**Exercise goal:** Reproduce the listing exactly, with no pictures in your copy.
-- start --
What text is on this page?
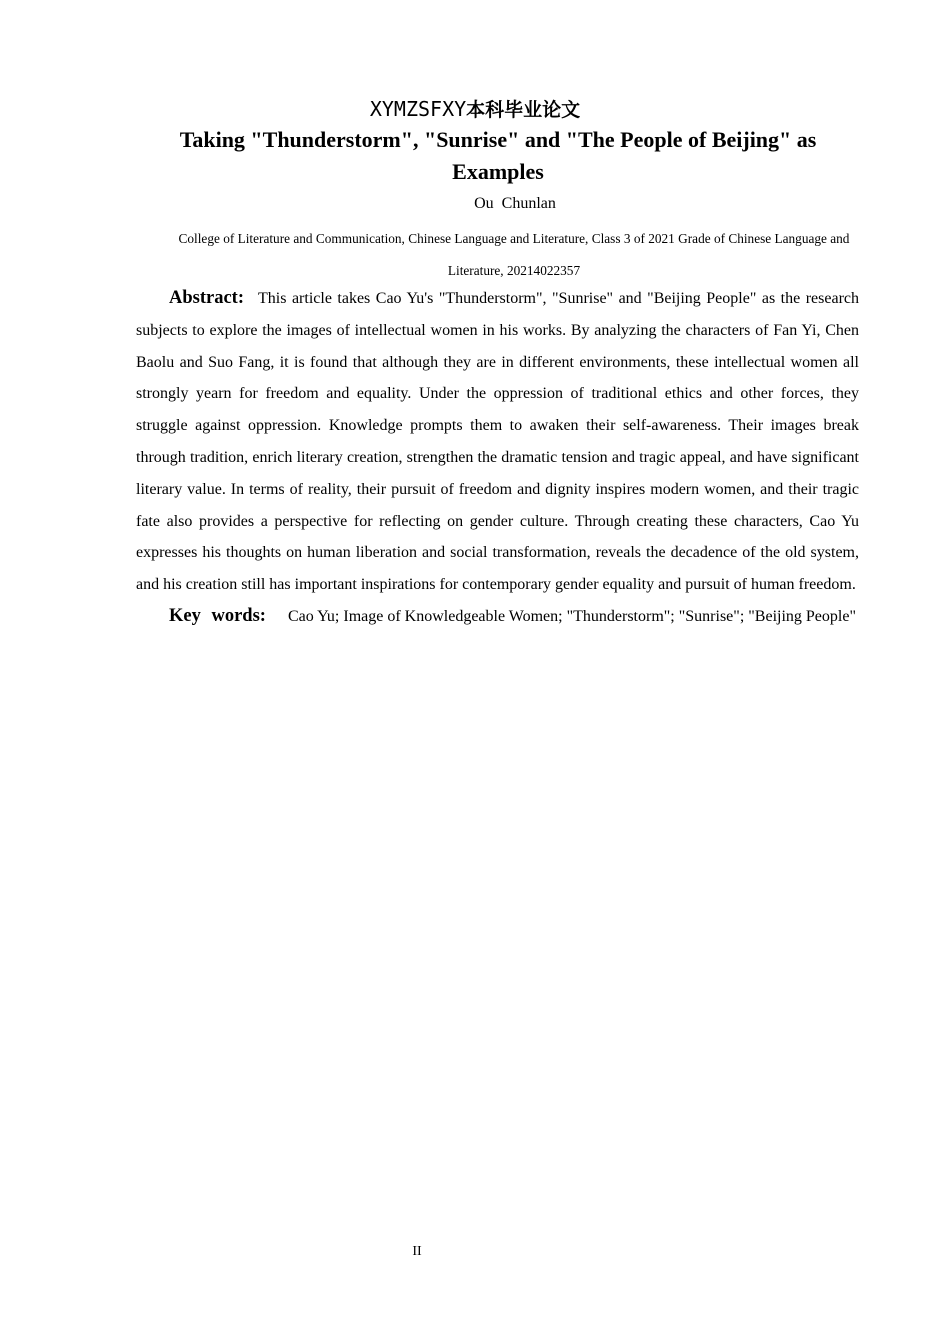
XYMZSFXY本科毕业论文
Taking "Thunderstorm", "Sunrise" and "The People of Beijing" as Examples
Ou  Chunlan
College of Literature and Communication, Chinese Language and Literature, Class 3 of 2021 Grade of Chinese Language and Literature, 20214022357

Abstract: This article takes Cao Yu's "Thunderstorm", "Sunrise" and "Beijing People" as the research subjects to explore the images of intellectual women in his works. By analyzing the characters of Fan Yi, Chen Baolu and Suo Fang, it is found that although they are in different environments, these intellectual women all strongly yearn for freedom and equality. Under the oppression of traditional ethics and other forces, they struggle against oppression. Knowledge prompts them to awaken their self-awareness. Their images break through tradition, enrich literary creation, strengthen the dramatic tension and tragic appeal, and have significant literary value. In terms of reality, their pursuit of freedom and dignity inspires modern women, and their tragic fate also provides a perspective for reflecting on gender culture. Through creating these characters, Cao Yu expresses his thoughts on human liberation and social transformation, reveals the decadence of the old system, and his creation still has important inspirations for contemporary gender equality and pursuit of human freedom.

Key words: Cao Yu; Image of Knowledgeable Women; "Thunderstorm"; "Sunrise"; "Beijing People"

II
-- end --
**Worked answer:**
What text is on this page?
XYMZSFXY本科毕业论文
Taking "Thunderstorm", "Sunrise" and "The People of Beijing" as Examples
Ou  Chunlan
College of Literature and Communication, Chinese Language and Literature, Class 3 of 2021 Grade of Chinese Language and Literature, 20214022357

Abstract: This article takes Cao Yu's "Thunderstorm", "Sunrise" and "Beijing People" as the research subjects to explore the images of intellectual women in his works. By analyzing the characters of Fan Yi, Chen Baolu and Suo Fang, it is found that although they are in different environments, these intellectual women all strongly yearn for freedom and equality. Under the oppression of traditional ethics and other forces, they struggle against oppression. Knowledge prompts them to awaken their self-awareness. Their images break through tradition, enrich literary creation, strengthen the dramatic tension and tragic appeal, and have significant literary value. In terms of reality, their pursuit of freedom and dignity inspires modern women, and their tragic fate also provides a perspective for reflecting on gender culture. Through creating these characters, Cao Yu expresses his thoughts on human liberation and social transformation, reveals the decadence of the old system, and his creation still has important inspirations for contemporary gender equality and pursuit of human freedom.

Key words: Cao Yu; Image of Knowledgeable Women; "Thunderstorm"; "Sunrise"; "Beijing People"

II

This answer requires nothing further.